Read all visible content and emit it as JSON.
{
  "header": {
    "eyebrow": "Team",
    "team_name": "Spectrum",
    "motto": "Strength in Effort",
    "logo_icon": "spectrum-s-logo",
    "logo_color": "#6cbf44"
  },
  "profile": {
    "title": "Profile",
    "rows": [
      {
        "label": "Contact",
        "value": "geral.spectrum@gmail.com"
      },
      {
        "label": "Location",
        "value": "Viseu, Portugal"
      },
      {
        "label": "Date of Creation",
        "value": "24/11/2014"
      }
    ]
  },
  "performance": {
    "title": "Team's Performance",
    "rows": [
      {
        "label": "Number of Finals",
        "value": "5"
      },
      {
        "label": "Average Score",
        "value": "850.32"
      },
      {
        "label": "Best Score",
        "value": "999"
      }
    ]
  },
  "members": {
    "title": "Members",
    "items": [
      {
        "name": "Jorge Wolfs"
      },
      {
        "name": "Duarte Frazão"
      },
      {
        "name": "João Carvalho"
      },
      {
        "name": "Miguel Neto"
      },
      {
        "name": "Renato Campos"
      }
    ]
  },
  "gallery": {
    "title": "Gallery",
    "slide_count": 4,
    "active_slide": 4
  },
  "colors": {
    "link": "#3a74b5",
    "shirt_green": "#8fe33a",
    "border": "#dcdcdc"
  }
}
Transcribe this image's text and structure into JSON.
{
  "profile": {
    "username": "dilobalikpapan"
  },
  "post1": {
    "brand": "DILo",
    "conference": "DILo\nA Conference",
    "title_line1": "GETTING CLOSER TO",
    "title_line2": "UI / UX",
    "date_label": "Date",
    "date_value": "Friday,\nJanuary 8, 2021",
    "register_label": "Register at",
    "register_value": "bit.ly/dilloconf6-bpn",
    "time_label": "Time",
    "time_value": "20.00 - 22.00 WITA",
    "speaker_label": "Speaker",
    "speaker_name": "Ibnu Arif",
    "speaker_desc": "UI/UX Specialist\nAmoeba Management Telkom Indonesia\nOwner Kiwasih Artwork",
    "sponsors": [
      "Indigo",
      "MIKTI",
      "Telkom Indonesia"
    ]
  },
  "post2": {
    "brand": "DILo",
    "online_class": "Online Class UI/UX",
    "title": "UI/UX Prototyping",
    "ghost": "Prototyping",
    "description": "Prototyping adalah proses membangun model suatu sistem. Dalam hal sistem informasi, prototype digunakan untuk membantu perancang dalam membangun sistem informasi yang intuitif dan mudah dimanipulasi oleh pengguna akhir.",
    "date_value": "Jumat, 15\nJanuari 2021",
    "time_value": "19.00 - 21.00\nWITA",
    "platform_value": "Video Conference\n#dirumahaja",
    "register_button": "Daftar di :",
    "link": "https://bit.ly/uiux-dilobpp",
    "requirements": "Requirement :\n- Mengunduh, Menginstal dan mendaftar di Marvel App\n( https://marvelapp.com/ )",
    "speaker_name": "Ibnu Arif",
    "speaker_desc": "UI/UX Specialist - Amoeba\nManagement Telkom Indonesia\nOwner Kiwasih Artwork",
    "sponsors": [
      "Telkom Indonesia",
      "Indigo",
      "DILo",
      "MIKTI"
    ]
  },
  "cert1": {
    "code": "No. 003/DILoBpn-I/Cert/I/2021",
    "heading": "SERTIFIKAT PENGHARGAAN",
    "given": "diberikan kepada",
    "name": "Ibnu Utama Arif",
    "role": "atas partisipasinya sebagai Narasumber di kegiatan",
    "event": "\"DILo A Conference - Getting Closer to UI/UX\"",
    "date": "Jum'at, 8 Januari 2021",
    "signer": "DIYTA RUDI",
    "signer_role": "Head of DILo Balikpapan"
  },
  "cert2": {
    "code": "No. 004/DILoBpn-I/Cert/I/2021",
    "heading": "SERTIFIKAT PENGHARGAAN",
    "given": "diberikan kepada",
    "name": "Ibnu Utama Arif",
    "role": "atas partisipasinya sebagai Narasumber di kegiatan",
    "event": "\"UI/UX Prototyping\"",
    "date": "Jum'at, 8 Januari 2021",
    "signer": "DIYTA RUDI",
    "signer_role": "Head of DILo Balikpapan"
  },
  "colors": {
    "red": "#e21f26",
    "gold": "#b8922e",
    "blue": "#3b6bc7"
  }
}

PROBLEM TO SOLVE
Return all lines containing "Artwork".

TASK SOLUTION
    "speaker_desc": "UI/UX Specialist\nAmoeba Management Telkom Indonesia\nOwner Kiwasih Artwork",
    "speaker_desc": "UI/UX Specialist - Amoeba\nManagement Telkom Indonesia\nOwner Kiwasih Artwork",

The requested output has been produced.